DIRECTION: Look through the listing for the word "ปดาห". Copy each line that has it.

STORED RECORDS:

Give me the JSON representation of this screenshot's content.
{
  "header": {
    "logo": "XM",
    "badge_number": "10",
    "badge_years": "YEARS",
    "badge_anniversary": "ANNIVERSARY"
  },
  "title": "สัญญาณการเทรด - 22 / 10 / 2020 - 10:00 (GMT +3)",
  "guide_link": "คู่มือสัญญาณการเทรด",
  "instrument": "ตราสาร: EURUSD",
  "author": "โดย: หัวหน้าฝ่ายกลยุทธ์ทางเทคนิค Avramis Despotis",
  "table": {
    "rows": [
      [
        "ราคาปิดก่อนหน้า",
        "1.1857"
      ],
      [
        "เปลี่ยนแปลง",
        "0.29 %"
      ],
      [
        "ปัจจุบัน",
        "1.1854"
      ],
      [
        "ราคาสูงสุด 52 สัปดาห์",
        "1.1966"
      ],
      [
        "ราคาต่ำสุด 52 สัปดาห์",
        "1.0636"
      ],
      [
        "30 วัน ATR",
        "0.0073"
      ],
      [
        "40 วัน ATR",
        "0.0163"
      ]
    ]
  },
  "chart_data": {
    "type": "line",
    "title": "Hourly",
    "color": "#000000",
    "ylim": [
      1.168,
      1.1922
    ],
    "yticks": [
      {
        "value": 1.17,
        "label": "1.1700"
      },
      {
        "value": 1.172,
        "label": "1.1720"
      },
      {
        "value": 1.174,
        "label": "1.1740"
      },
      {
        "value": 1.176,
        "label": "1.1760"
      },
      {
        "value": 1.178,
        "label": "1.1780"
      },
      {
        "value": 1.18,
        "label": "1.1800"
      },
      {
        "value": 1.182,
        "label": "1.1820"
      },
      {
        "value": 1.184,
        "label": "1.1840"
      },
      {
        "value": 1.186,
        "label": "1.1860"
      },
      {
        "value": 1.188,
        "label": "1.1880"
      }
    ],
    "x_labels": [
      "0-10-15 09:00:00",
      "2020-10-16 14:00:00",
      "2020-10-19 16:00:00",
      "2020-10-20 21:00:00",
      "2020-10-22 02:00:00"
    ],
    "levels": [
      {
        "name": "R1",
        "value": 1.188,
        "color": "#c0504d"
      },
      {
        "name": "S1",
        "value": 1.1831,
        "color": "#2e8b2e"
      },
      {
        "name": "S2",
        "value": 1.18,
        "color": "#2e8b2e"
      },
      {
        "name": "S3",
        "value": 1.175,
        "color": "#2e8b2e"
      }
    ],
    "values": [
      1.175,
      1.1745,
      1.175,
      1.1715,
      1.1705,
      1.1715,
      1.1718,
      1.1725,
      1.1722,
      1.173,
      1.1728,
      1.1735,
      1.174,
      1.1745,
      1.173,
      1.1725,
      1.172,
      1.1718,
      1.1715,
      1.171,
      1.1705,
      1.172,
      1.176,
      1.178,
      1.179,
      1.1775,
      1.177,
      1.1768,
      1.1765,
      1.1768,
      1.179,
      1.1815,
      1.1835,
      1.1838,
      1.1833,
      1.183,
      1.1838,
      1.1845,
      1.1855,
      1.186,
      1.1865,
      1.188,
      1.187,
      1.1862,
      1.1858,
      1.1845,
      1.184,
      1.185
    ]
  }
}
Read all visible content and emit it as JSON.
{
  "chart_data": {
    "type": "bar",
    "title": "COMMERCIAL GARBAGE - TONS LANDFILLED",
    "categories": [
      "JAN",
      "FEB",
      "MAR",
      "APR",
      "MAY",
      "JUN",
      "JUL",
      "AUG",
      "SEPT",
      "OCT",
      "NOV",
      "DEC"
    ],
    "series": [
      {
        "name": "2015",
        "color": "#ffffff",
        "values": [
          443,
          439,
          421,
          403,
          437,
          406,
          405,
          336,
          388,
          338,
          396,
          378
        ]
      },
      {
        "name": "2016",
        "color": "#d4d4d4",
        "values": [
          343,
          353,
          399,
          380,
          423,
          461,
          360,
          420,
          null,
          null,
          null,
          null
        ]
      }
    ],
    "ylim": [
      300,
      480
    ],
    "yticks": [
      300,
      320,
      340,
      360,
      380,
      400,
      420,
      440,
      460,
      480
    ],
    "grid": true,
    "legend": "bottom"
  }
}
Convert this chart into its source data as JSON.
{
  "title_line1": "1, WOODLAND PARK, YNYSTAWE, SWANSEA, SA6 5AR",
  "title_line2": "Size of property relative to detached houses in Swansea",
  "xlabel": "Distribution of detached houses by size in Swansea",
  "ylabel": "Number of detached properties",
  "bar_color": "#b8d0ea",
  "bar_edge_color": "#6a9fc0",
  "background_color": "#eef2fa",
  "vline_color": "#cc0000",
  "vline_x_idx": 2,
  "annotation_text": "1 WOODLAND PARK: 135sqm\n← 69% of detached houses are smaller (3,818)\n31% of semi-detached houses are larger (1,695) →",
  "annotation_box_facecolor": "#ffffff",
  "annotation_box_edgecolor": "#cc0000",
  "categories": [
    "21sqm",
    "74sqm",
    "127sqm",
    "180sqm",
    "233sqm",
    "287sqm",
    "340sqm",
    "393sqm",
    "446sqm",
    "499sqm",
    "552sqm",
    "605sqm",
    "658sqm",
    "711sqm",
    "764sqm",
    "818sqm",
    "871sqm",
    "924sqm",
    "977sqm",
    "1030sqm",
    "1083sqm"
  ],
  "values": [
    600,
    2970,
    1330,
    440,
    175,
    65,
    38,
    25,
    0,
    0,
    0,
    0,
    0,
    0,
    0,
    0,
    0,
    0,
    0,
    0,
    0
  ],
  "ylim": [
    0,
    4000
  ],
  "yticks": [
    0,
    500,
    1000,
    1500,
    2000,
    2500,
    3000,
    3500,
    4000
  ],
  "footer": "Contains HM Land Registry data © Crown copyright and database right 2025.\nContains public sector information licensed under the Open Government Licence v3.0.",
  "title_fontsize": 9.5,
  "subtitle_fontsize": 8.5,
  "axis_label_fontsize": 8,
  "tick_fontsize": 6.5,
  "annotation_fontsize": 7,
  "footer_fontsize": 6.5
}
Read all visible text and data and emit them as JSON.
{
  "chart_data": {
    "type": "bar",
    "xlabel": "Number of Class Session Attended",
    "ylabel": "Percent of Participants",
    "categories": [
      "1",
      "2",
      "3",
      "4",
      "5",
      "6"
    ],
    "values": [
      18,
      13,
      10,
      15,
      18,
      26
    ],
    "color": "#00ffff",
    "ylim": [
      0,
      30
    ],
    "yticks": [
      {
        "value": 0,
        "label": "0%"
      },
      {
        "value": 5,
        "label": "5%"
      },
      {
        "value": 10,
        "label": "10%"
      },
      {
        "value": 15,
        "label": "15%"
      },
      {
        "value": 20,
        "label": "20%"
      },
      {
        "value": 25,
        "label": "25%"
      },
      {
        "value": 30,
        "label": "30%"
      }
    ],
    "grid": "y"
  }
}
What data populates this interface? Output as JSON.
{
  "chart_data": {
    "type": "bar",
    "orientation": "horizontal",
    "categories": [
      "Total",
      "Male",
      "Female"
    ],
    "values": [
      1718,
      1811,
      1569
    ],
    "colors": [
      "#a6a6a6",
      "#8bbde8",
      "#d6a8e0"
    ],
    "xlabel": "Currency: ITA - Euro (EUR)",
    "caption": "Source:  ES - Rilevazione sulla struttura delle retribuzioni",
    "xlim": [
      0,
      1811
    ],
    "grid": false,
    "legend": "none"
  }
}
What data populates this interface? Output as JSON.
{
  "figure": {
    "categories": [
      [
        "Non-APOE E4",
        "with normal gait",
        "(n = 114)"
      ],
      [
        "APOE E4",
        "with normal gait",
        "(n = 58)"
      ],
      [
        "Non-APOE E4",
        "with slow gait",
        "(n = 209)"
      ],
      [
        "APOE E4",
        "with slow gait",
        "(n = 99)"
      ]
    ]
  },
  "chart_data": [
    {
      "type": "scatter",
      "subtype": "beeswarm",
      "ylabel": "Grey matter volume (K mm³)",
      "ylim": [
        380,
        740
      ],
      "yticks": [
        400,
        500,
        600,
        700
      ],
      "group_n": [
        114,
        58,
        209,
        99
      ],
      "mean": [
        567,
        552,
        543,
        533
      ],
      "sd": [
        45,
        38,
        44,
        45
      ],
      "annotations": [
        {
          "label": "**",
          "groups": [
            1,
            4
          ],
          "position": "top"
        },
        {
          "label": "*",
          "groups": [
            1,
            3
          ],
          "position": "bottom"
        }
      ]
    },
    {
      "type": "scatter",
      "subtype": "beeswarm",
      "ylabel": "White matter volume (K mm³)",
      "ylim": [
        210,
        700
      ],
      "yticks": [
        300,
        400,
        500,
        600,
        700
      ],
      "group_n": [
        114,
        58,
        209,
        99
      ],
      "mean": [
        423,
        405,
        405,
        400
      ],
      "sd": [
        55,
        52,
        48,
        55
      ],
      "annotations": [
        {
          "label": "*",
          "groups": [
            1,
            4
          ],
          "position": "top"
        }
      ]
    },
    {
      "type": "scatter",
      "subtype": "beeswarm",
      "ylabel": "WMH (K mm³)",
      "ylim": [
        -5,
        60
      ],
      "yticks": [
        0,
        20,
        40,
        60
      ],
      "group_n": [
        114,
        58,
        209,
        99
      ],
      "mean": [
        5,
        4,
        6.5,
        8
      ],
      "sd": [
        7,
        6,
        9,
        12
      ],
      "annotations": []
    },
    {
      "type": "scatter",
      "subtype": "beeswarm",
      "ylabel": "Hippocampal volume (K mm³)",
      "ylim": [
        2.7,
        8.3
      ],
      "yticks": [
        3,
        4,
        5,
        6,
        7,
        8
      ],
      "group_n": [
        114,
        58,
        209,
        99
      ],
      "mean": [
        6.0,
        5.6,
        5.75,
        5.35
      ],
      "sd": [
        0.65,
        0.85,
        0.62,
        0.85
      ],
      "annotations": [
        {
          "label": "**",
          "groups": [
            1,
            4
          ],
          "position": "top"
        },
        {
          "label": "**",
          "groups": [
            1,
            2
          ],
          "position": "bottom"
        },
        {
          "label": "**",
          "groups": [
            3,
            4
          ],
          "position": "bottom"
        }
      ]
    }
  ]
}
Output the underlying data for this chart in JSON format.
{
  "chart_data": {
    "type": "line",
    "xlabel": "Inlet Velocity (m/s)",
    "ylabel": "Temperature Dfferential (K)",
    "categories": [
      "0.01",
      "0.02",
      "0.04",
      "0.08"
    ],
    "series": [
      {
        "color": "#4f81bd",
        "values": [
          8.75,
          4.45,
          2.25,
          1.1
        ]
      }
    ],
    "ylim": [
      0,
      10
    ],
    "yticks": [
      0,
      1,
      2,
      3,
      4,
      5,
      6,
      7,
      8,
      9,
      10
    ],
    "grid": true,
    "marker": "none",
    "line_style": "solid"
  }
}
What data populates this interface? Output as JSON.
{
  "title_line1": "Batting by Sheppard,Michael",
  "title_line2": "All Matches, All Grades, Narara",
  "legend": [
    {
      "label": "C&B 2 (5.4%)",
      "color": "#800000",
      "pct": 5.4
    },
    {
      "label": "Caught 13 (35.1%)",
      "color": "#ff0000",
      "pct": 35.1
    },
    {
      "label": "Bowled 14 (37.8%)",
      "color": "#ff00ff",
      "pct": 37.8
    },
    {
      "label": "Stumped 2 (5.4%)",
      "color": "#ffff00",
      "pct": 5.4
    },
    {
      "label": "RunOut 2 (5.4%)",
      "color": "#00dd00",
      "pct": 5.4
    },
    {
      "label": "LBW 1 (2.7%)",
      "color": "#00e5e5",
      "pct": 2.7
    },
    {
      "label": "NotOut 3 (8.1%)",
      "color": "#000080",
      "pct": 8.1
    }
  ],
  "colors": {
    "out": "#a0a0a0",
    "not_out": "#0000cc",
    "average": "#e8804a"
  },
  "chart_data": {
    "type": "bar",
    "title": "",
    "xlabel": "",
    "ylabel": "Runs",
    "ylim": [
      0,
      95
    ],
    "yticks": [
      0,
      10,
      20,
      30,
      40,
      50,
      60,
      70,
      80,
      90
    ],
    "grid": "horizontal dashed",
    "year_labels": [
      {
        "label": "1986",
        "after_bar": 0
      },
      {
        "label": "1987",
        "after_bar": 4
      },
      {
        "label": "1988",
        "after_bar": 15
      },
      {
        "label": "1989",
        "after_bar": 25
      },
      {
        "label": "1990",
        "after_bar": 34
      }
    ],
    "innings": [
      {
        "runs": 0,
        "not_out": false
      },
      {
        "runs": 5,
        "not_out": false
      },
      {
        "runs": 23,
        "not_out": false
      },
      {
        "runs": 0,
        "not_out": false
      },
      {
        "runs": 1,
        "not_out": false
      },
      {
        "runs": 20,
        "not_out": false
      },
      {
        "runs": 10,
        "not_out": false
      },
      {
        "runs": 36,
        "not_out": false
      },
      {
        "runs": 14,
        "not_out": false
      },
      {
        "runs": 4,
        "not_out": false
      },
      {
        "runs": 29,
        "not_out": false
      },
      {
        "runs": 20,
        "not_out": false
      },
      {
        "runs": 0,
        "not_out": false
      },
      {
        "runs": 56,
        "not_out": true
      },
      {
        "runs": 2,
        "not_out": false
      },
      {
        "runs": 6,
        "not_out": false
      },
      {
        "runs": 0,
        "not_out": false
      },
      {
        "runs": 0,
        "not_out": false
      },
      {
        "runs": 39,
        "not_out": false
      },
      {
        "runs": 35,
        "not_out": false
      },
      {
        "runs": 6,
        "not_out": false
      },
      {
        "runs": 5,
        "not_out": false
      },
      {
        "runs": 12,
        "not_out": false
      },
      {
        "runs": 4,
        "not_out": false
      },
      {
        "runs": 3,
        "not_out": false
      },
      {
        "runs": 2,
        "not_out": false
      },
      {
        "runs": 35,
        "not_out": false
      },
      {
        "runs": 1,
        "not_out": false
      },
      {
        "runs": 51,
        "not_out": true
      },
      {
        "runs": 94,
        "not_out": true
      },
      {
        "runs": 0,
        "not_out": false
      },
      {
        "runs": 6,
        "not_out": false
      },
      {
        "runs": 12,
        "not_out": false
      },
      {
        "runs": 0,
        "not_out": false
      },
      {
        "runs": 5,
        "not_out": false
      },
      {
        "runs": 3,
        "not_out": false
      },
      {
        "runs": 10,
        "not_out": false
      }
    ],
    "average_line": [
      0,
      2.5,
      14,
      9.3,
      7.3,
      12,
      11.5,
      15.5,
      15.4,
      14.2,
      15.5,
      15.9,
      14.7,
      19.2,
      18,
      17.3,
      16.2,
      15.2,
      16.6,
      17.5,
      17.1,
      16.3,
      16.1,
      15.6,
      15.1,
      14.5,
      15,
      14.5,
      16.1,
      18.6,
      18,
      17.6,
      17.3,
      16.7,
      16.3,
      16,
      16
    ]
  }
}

IN RESPONSE:
        "ราคาสูงสุด 52 สัปดาห์",
        "ราคาต่ำสุด 52 สัปดาห์",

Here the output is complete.